**Written instruction**.
Read the records and gather each line that includes "Rupees".

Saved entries
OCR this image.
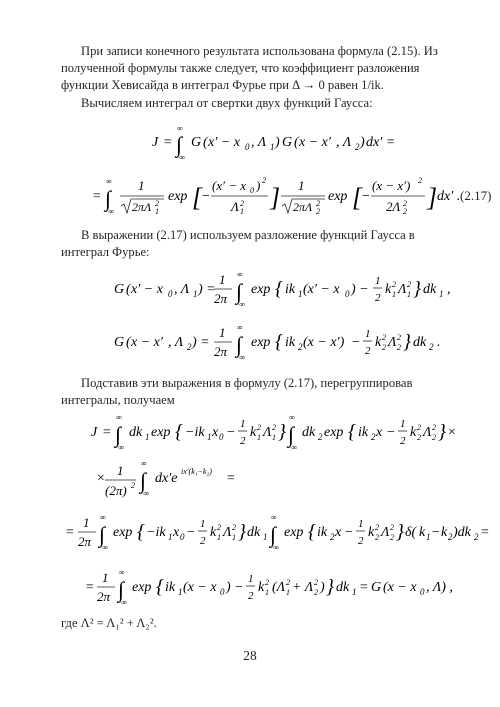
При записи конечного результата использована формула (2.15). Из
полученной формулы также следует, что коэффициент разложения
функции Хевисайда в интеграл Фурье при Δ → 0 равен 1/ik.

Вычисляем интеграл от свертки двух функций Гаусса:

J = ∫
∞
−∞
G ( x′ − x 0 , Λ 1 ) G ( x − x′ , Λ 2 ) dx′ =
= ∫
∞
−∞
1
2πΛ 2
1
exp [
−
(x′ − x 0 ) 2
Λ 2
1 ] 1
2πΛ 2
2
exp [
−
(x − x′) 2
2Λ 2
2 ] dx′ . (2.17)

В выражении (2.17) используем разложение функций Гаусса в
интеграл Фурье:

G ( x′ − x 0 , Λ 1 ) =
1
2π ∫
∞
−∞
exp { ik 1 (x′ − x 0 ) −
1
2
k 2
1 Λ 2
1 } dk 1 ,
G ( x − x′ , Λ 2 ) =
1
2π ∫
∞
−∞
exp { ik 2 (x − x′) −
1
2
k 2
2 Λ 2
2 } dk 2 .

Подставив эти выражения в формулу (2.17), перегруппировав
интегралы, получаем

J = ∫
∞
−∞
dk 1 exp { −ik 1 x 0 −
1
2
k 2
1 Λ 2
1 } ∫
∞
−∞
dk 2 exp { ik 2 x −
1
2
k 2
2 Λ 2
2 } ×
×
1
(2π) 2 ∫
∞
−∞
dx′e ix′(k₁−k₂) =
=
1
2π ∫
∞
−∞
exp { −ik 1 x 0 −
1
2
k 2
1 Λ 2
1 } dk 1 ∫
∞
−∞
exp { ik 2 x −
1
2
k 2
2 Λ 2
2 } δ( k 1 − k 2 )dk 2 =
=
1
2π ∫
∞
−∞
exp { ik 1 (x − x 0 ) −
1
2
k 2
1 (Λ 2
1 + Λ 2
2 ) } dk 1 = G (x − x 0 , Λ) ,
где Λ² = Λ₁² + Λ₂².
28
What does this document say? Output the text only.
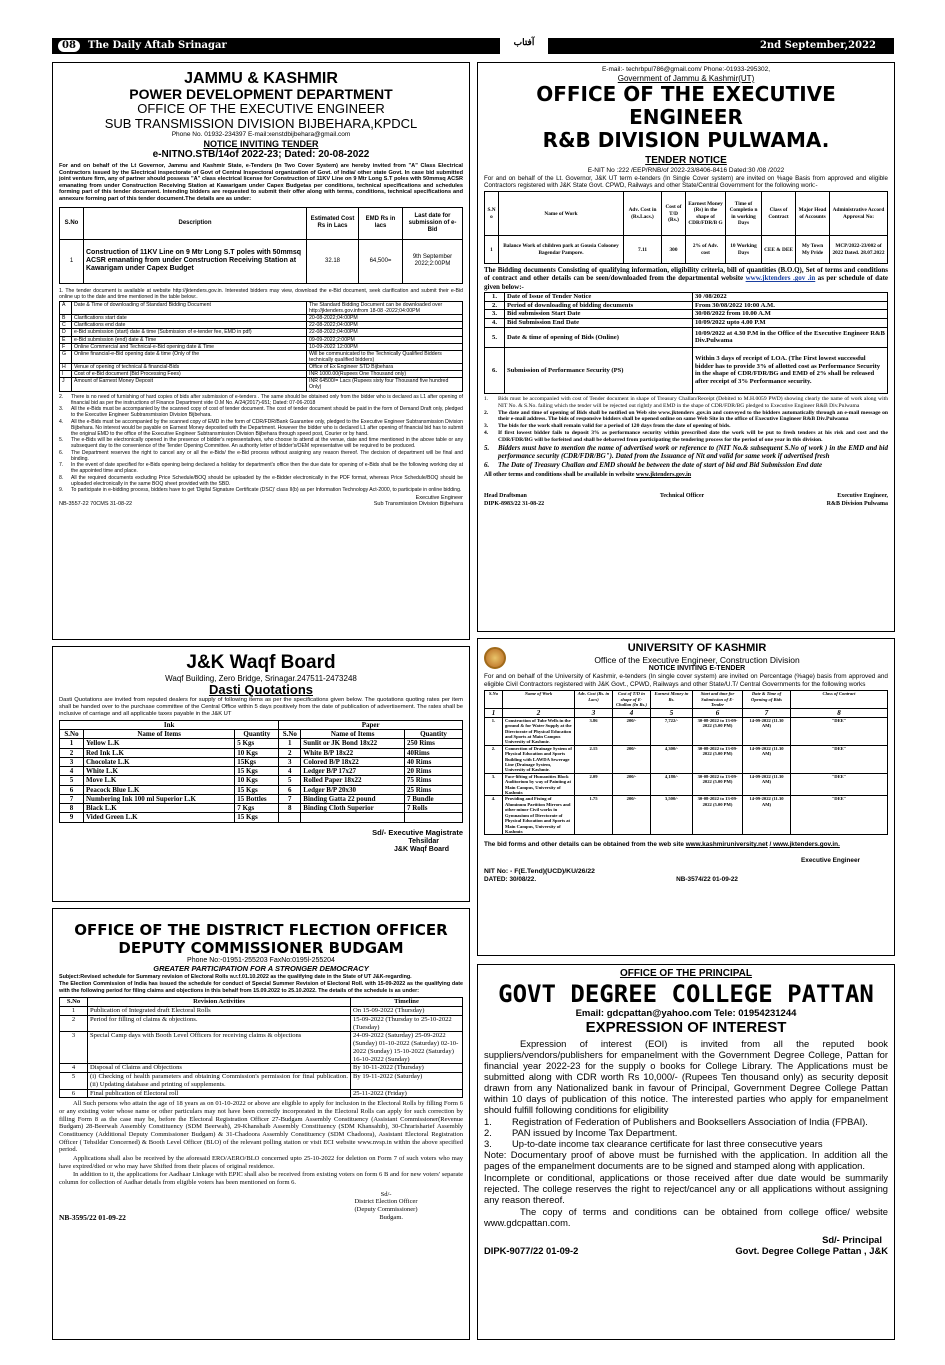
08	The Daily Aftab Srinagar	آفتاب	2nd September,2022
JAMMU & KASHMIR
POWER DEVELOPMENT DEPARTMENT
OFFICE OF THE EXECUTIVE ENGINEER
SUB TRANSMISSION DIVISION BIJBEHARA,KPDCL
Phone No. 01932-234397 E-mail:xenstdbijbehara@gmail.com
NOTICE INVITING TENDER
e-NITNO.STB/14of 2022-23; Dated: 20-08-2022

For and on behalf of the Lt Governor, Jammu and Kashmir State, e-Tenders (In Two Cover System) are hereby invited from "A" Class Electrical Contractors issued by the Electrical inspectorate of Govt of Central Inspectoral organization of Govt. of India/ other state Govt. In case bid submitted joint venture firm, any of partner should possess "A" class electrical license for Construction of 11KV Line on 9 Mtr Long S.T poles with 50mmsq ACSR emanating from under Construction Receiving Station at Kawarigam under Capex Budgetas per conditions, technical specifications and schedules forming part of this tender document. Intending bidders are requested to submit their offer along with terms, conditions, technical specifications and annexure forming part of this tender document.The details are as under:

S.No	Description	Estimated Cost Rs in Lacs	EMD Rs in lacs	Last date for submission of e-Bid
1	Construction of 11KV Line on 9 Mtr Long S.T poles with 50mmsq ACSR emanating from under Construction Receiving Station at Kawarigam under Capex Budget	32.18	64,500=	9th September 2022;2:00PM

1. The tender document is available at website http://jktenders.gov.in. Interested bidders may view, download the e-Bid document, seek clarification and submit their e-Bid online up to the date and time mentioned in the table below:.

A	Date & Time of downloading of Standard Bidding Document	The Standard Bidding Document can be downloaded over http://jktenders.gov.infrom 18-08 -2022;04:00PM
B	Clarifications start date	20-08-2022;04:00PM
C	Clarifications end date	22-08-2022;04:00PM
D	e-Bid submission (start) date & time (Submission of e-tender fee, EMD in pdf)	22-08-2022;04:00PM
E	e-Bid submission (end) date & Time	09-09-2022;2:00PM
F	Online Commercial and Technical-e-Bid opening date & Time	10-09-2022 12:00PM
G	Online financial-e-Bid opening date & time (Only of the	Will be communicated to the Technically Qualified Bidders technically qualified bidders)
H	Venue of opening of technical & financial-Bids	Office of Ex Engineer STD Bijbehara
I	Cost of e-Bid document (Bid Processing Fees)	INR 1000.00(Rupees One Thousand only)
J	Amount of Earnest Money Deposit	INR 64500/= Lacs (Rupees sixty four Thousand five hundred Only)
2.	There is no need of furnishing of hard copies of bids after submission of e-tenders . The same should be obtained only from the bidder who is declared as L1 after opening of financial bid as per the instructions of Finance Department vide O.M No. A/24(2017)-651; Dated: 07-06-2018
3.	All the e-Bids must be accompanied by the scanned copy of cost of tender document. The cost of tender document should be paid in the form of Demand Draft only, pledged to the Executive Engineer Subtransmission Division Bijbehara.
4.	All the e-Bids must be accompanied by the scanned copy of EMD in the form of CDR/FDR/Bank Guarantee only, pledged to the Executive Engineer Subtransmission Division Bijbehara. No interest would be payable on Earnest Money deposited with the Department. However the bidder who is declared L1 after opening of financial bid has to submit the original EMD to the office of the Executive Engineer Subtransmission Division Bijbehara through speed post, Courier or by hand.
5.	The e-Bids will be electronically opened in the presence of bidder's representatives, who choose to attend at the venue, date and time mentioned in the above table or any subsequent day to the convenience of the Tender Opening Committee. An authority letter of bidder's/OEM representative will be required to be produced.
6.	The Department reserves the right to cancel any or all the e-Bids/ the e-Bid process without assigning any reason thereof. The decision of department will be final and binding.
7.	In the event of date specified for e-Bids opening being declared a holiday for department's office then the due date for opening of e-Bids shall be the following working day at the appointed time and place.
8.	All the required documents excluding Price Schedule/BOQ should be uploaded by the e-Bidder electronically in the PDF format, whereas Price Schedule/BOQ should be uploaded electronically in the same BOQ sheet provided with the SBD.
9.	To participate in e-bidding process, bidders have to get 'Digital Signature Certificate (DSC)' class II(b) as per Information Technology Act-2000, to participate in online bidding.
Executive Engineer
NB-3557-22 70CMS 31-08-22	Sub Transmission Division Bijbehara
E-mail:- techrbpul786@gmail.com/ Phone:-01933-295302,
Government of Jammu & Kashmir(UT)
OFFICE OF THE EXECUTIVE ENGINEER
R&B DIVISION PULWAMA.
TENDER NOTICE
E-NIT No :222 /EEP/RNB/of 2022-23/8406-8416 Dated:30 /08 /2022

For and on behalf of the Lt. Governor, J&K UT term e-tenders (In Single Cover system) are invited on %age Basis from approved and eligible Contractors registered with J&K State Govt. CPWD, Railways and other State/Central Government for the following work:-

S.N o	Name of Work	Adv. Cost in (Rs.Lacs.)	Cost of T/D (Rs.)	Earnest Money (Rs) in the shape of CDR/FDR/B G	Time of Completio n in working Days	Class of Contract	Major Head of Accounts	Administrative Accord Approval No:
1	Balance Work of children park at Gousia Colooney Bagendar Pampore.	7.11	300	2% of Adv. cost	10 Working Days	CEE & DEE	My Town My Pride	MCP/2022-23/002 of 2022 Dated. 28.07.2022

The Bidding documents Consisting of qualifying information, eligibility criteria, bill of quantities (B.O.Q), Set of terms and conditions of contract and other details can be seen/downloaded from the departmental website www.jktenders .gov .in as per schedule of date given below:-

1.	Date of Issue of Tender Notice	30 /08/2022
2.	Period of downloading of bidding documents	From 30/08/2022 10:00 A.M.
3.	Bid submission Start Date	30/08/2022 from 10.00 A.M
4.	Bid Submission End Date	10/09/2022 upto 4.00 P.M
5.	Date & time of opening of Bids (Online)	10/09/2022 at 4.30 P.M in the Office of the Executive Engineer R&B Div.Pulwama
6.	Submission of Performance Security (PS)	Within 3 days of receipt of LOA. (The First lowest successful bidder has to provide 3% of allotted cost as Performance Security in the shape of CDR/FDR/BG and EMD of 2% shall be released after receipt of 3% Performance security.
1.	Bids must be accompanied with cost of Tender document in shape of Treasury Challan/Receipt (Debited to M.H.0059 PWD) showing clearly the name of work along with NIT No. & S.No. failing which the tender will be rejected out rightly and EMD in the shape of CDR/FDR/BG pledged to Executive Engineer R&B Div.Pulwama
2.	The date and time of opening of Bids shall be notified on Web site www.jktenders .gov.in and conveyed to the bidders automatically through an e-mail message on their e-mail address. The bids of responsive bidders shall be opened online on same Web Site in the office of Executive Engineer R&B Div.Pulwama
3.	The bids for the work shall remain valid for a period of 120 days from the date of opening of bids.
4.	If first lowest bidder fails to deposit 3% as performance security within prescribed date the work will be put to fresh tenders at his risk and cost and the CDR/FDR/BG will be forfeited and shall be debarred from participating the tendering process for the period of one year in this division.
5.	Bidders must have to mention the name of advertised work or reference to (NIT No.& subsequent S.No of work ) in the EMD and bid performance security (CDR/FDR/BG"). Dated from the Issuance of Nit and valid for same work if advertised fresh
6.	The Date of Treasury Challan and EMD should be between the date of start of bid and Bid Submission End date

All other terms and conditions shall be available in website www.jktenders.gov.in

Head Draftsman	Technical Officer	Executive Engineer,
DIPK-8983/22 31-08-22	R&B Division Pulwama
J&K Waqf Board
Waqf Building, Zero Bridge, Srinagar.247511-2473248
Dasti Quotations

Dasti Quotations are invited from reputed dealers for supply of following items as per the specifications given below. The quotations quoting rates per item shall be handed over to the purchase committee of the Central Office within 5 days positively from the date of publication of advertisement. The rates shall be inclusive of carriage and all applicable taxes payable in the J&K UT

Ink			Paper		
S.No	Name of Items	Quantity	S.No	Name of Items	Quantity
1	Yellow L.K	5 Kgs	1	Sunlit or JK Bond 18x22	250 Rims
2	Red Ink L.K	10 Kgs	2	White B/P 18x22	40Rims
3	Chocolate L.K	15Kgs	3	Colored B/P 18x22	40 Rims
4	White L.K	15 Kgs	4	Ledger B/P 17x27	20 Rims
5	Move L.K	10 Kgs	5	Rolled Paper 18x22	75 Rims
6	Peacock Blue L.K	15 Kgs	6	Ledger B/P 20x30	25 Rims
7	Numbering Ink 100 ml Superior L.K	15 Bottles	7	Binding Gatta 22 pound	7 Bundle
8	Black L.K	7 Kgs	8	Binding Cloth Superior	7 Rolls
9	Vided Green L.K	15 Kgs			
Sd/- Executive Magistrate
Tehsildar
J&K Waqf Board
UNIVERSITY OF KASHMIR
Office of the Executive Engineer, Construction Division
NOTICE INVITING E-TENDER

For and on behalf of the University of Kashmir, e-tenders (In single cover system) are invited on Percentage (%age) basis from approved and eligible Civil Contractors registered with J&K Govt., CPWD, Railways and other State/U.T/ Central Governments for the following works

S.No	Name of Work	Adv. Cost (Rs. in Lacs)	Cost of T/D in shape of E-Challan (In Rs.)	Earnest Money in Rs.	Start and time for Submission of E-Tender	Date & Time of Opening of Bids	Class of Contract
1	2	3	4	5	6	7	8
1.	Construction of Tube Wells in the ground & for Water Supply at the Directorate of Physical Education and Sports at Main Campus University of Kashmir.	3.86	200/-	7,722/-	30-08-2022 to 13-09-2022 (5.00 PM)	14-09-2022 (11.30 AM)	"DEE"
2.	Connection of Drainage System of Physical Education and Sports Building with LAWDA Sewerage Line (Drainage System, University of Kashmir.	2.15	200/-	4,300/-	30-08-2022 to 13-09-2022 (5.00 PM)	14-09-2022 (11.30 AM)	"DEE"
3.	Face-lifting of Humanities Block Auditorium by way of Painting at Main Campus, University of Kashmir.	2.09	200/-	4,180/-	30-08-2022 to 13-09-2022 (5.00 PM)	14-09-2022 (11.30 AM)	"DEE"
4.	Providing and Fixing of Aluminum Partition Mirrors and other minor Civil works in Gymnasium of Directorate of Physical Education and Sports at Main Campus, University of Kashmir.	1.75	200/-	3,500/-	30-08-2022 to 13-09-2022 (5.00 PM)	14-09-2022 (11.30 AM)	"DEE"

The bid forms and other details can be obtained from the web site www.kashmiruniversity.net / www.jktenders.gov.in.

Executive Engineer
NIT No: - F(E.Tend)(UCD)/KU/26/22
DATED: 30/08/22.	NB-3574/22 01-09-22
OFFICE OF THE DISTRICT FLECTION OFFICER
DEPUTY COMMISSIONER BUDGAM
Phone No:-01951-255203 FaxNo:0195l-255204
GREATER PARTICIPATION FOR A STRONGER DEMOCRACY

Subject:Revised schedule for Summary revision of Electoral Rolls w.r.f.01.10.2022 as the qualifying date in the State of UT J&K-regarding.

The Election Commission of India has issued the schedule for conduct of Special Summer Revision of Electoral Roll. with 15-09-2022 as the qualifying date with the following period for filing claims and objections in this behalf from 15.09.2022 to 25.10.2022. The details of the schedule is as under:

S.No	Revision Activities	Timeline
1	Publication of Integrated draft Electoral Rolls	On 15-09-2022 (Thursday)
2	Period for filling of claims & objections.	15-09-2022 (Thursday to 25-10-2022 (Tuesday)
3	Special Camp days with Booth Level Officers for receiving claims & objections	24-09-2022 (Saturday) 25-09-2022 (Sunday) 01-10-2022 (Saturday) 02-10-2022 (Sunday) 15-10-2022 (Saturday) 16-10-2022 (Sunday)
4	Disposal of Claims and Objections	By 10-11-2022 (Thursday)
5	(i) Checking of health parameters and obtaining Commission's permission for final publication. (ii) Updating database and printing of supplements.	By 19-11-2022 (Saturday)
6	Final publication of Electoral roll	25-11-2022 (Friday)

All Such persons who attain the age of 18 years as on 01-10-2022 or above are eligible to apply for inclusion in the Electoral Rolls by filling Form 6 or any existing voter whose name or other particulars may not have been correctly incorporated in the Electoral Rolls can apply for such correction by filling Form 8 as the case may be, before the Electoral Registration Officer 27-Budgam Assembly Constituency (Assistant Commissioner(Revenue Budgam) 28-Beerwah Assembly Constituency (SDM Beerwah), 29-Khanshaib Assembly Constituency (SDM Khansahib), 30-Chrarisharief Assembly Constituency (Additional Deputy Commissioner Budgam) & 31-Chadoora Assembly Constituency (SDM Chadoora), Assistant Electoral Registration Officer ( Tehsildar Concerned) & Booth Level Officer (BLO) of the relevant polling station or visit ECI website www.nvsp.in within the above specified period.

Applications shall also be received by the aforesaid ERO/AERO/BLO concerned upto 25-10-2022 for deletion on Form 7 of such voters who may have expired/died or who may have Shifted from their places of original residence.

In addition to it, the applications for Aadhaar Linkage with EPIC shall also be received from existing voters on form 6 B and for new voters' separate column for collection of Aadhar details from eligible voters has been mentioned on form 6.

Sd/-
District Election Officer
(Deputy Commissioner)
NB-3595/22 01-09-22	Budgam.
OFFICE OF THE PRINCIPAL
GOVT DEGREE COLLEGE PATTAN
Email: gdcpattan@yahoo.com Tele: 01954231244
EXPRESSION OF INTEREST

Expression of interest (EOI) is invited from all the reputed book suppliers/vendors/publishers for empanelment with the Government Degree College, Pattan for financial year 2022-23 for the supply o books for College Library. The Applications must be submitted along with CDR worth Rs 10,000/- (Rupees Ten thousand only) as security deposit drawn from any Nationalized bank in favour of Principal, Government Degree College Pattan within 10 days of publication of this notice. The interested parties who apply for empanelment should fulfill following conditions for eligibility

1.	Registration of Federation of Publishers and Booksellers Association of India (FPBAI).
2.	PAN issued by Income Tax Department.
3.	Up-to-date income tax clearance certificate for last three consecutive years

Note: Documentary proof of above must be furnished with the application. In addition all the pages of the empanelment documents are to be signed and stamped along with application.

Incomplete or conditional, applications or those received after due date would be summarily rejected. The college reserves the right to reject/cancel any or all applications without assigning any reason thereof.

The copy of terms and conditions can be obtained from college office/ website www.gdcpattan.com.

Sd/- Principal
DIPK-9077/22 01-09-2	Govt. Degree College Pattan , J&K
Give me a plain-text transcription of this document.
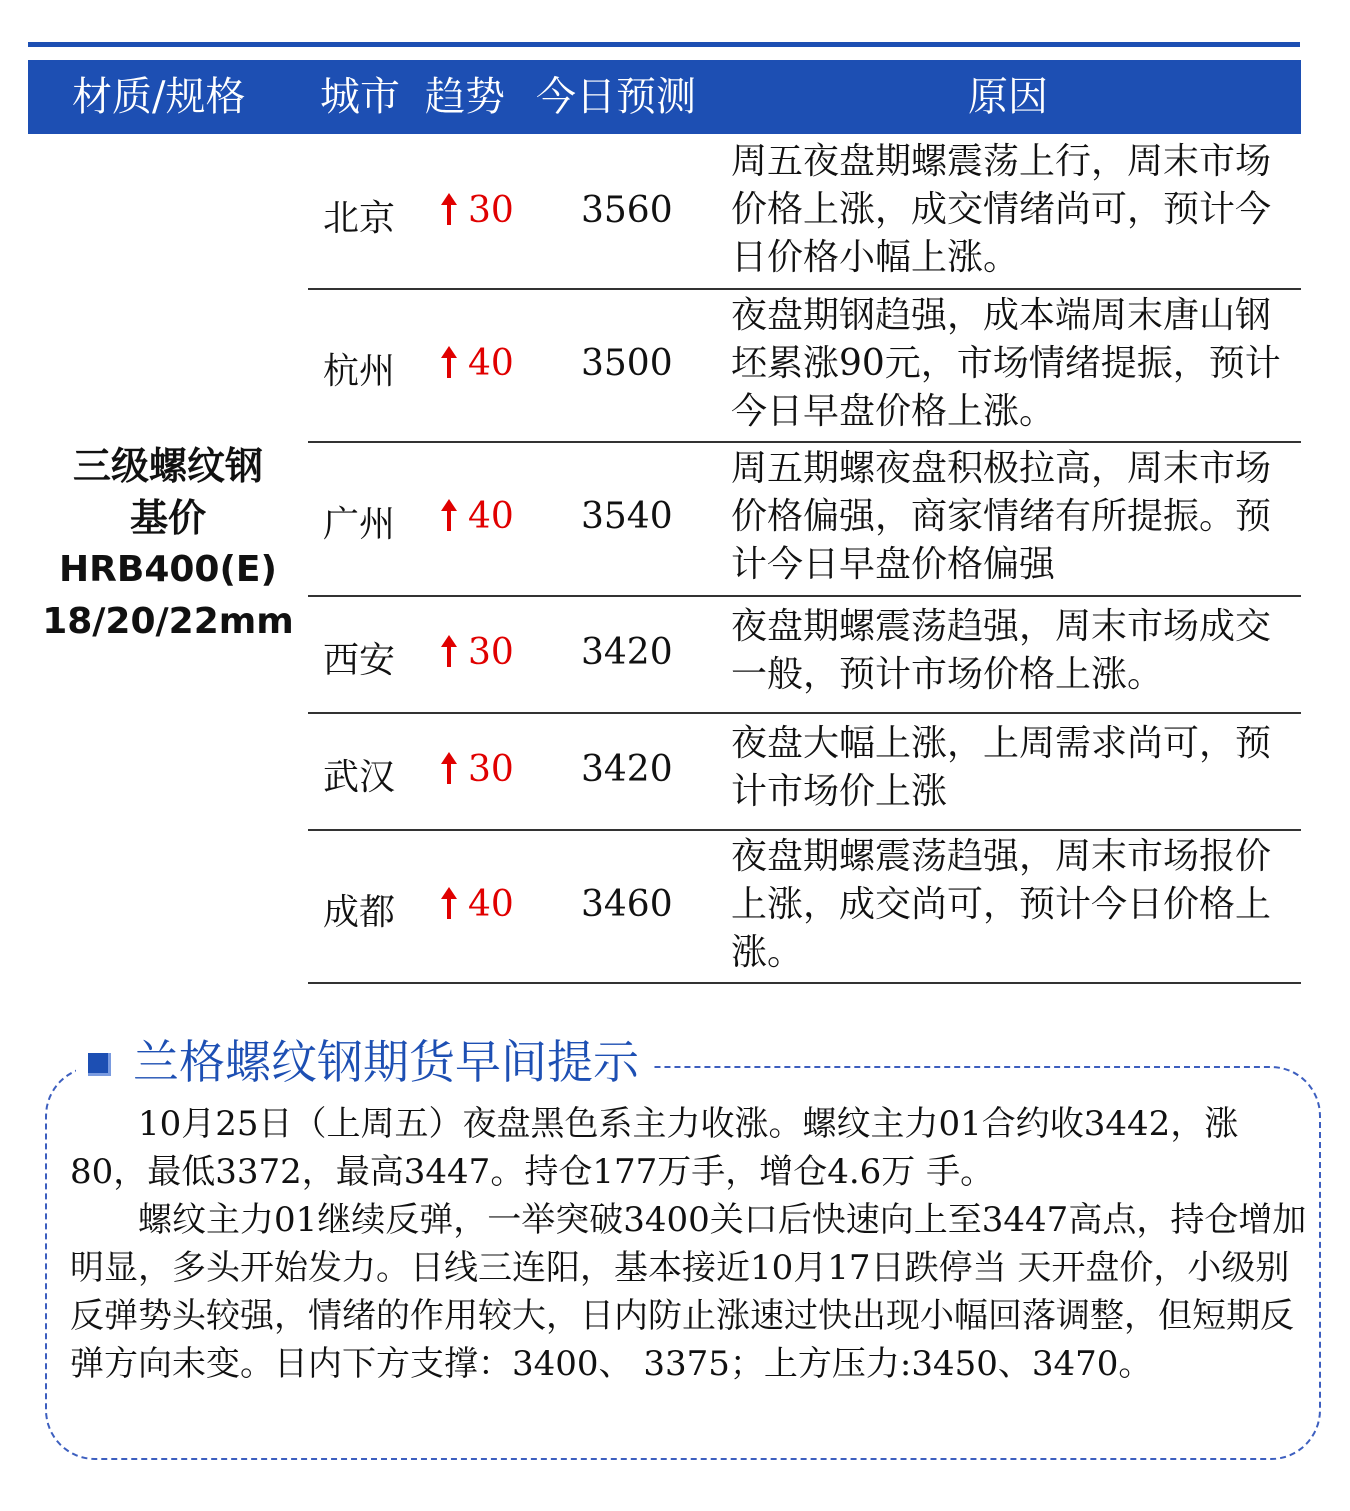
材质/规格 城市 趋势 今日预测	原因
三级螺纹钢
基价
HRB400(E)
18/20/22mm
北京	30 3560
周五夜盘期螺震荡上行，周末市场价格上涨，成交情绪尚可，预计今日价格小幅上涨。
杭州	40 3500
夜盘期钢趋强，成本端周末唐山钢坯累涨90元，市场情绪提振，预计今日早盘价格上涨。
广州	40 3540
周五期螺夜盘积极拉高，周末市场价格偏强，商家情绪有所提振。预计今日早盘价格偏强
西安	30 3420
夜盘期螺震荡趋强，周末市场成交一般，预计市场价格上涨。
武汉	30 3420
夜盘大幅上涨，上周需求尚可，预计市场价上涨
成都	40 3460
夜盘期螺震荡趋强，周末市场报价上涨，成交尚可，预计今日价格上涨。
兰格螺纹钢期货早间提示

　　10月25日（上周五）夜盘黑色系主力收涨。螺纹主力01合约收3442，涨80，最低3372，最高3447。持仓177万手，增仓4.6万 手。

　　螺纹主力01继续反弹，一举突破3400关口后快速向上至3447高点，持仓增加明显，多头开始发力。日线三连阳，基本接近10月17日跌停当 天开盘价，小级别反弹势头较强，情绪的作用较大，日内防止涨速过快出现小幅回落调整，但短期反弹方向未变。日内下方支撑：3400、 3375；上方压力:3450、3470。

**Solution below**.
I	Cost of e-Bid document (Bid Processing Fees)	INR 1000.00(Rupees One Thousand only)
J	Amount of Earnest Money Deposit	INR 64500/= Lacs (Rupees sixty four Thousand five hundred Only)
Expression of interest (EOI) is invited from all the reputed book suppliers/vendors/publishers for empanelment with the Government Degree College, Pattan for financial year 2022-23 for the supply o books for College Library. The Applications must be submitted along with CDR worth Rs 10,000/- (Rupees Ten thousand only) as security deposit drawn from any Nationalized bank in favour of Principal, Government Degree College Pattan within 10 days of publication of this notice. The interested parties who apply for empanelment should fulfill following conditions for eligibility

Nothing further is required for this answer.